Record extracts –
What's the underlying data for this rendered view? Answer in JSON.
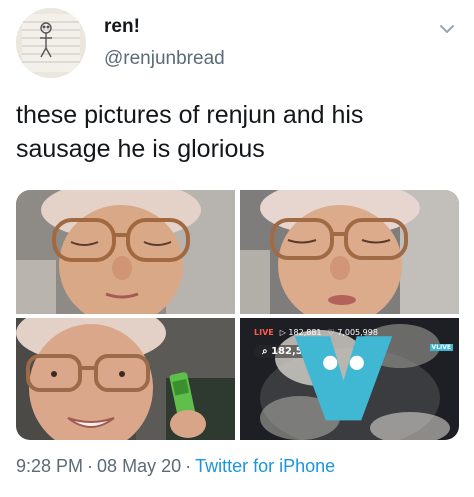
{
  "tweet": {
    "display_name": "ren!",
    "handle": "@renjunbread",
    "text": "these pictures of renjun and his sausage he is glorious",
    "menu_icon": "chevron-down-icon",
    "avatar_icon": "doodle-avatar"
  },
  "media": {
    "photos": [
      {
        "name": "photo-1",
        "subject": "face with round glasses, looking down"
      },
      {
        "name": "photo-2",
        "subject": "face with round glasses, eyes closed"
      },
      {
        "name": "photo-3",
        "subject": "smiling with a green snack stick"
      },
      {
        "name": "photo-4",
        "subject": "livestream screenshot, blurred"
      }
    ],
    "live_overlay": {
      "live_label": "LIVE",
      "views": "▷ 182,881",
      "hearts": "♡ 7,005,998",
      "search_count": "⌕ 182,598",
      "vlive_label": "VLIVE"
    }
  },
  "meta": {
    "time": "9:28 PM",
    "date": "08 May 20",
    "separator": "·",
    "source": "Twitter for iPhone"
  },
  "colors": {
    "text": "#14171a",
    "secondary": "#5b6b78",
    "link": "#1b95e0"
  }
}
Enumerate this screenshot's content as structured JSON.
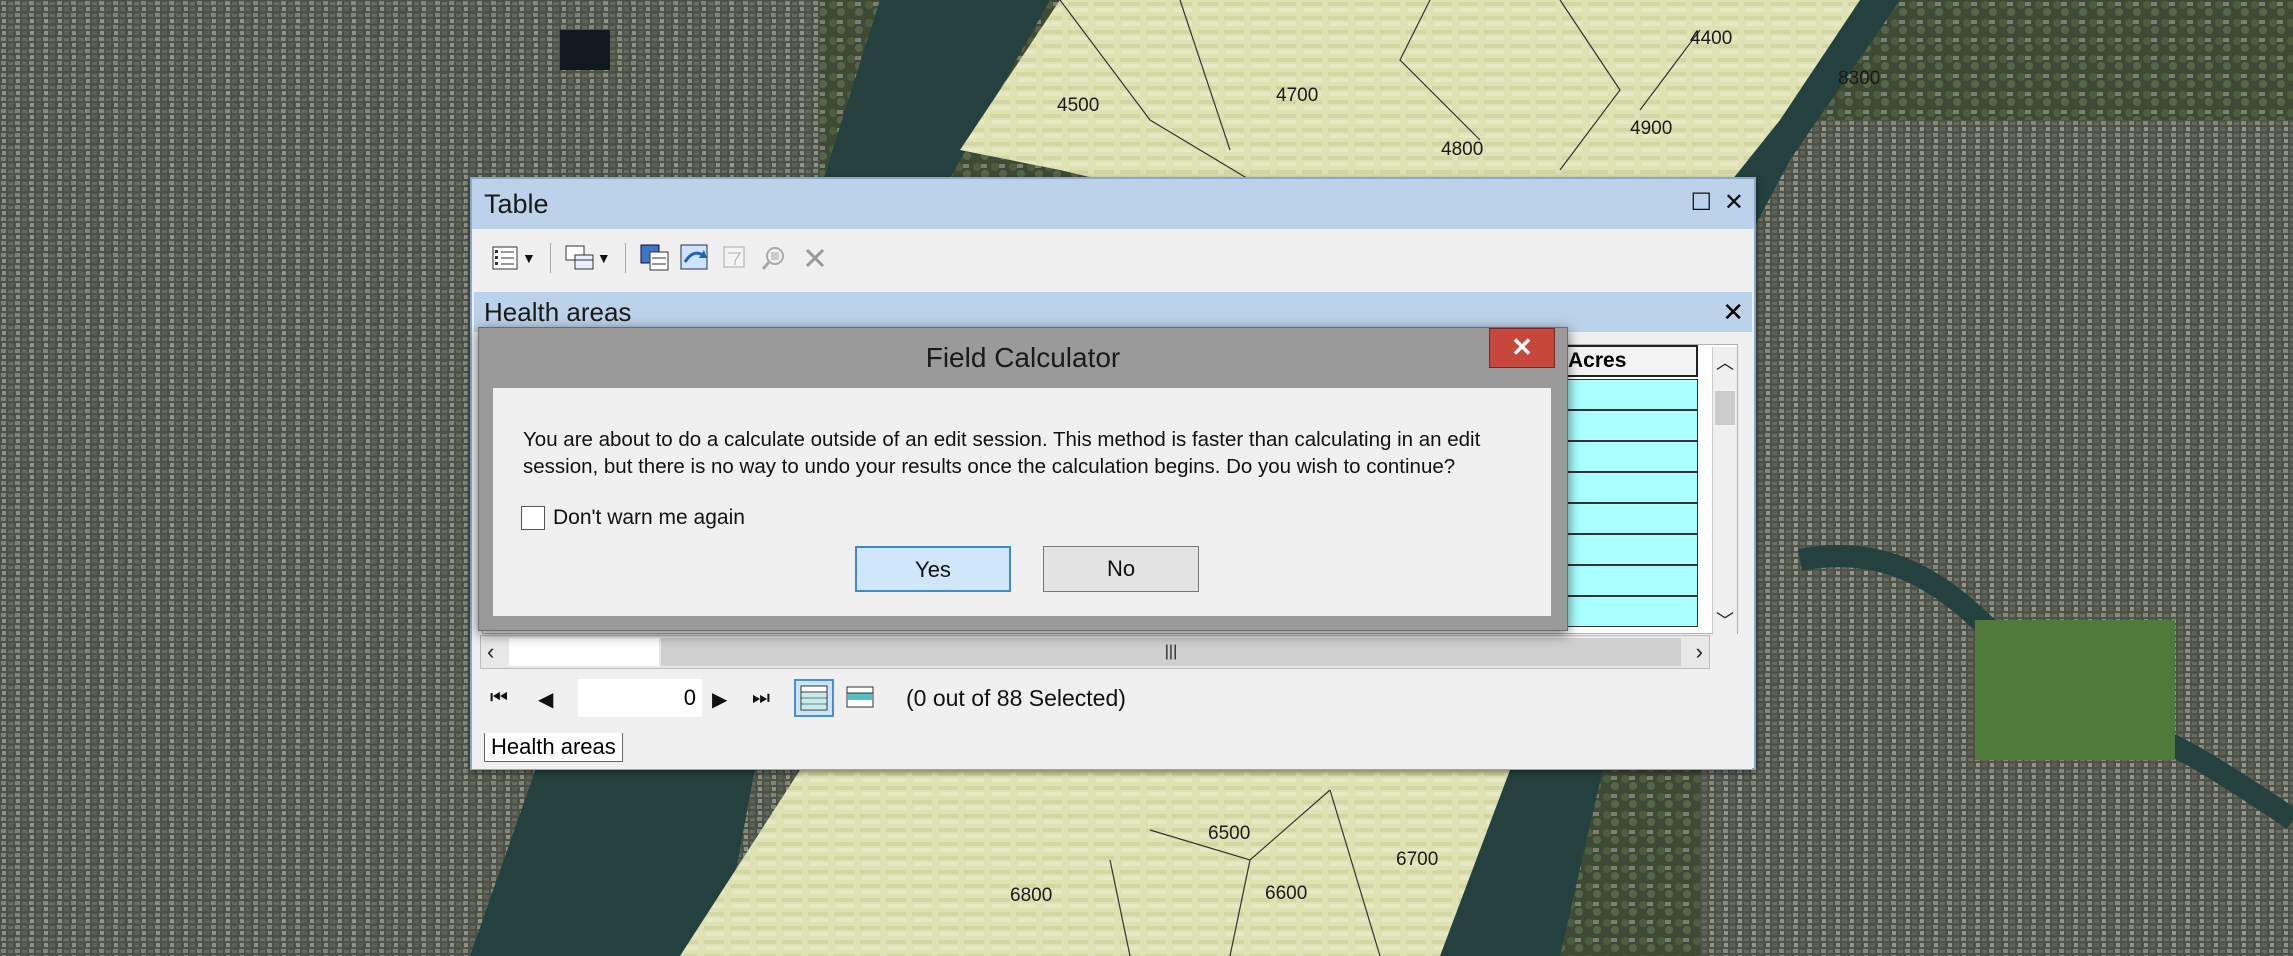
{
  "map": {
    "labels": [
      "4500",
      "4700",
      "4400",
      "8300",
      "4800",
      "4900",
      "6500",
      "6700",
      "6800",
      "6600"
    ]
  },
  "table_window": {
    "title": "Table",
    "maximize_symbol": "☐",
    "close_symbol": "✕",
    "toolbar": {
      "icons": [
        "table-options-icon",
        "related-tables-icon",
        "select-by-attributes-icon",
        "switch-selection-icon",
        "clear-selection-icon",
        "zoom-to-selected-icon",
        "delete-selected-icon"
      ]
    },
    "subtable_title": "Health areas",
    "column_header": "Acres",
    "nav": {
      "record_value": "0",
      "selection_status": "(0 out of 88 Selected)",
      "first": "⏮",
      "prev": "◀",
      "next": "▶",
      "last": "⏭"
    },
    "tab_label": "Health areas"
  },
  "dialog": {
    "title": "Field Calculator",
    "close_label": "✕",
    "message": "You are about to do a calculate outside of an edit session. This method is faster than calculating in an edit session, but there is no way to undo your results once the calculation begins. Do you wish to continue?",
    "checkbox_label": "Don't warn me again",
    "checkbox_checked": false,
    "yes_label": "Yes",
    "no_label": "No"
  },
  "colors": {
    "title_bar": "#bcd2ea",
    "dialog_close": "#c7473d",
    "selected_cell": "#aaffff",
    "yes_button": "#cfe6fb"
  }
}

Exercise goal –
Copy out every line of the material above exactly, skipping the pictures.

Exercise output –
What's the underlying data for this rendered view? Answer in JSON.
{
  "tweet": {
    "display_name": "ren!",
    "handle": "@renjunbread",
    "text": "these pictures of renjun and his sausage he is glorious",
    "menu_icon": "chevron-down-icon",
    "avatar_icon": "doodle-avatar"
  },
  "media": {
    "photos": [
      {
        "name": "photo-1",
        "subject": "face with round glasses, looking down"
      },
      {
        "name": "photo-2",
        "subject": "face with round glasses, eyes closed"
      },
      {
        "name": "photo-3",
        "subject": "smiling with a green snack stick"
      },
      {
        "name": "photo-4",
        "subject": "livestream screenshot, blurred"
      }
    ],
    "live_overlay": {
      "live_label": "LIVE",
      "views": "▷ 182,881",
      "hearts": "♡ 7,005,998",
      "search_count": "⌕ 182,598",
      "vlive_label": "VLIVE"
    }
  },
  "meta": {
    "time": "9:28 PM",
    "date": "08 May 20",
    "separator": "·",
    "source": "Twitter for iPhone"
  },
  "colors": {
    "text": "#14171a",
    "secondary": "#5b6b78",
    "link": "#1b95e0"
  }
}
Enumerate this screenshot's content as structured JSON.
{
  "map": {
    "labels": [
      "4500",
      "4700",
      "4400",
      "8300",
      "4800",
      "4900",
      "6500",
      "6700",
      "6800",
      "6600"
    ]
  },
  "table_window": {
    "title": "Table",
    "maximize_symbol": "☐",
    "close_symbol": "✕",
    "toolbar": {
      "icons": [
        "table-options-icon",
        "related-tables-icon",
        "select-by-attributes-icon",
        "switch-selection-icon",
        "clear-selection-icon",
        "zoom-to-selected-icon",
        "delete-selected-icon"
      ]
    },
    "subtable_title": "Health areas",
    "column_header": "Acres",
    "nav": {
      "record_value": "0",
      "selection_status": "(0 out of 88 Selected)",
      "first": "⏮",
      "prev": "◀",
      "next": "▶",
      "last": "⏭"
    },
    "tab_label": "Health areas"
  },
  "dialog": {
    "title": "Field Calculator",
    "close_label": "✕",
    "message": "You are about to do a calculate outside of an edit session. This method is faster than calculating in an edit session, but there is no way to undo your results once the calculation begins. Do you wish to continue?",
    "checkbox_label": "Don't warn me again",
    "checkbox_checked": false,
    "yes_label": "Yes",
    "no_label": "No"
  },
  "colors": {
    "title_bar": "#bcd2ea",
    "dialog_close": "#c7473d",
    "selected_cell": "#aaffff",
    "yes_button": "#cfe6fb"
  }
}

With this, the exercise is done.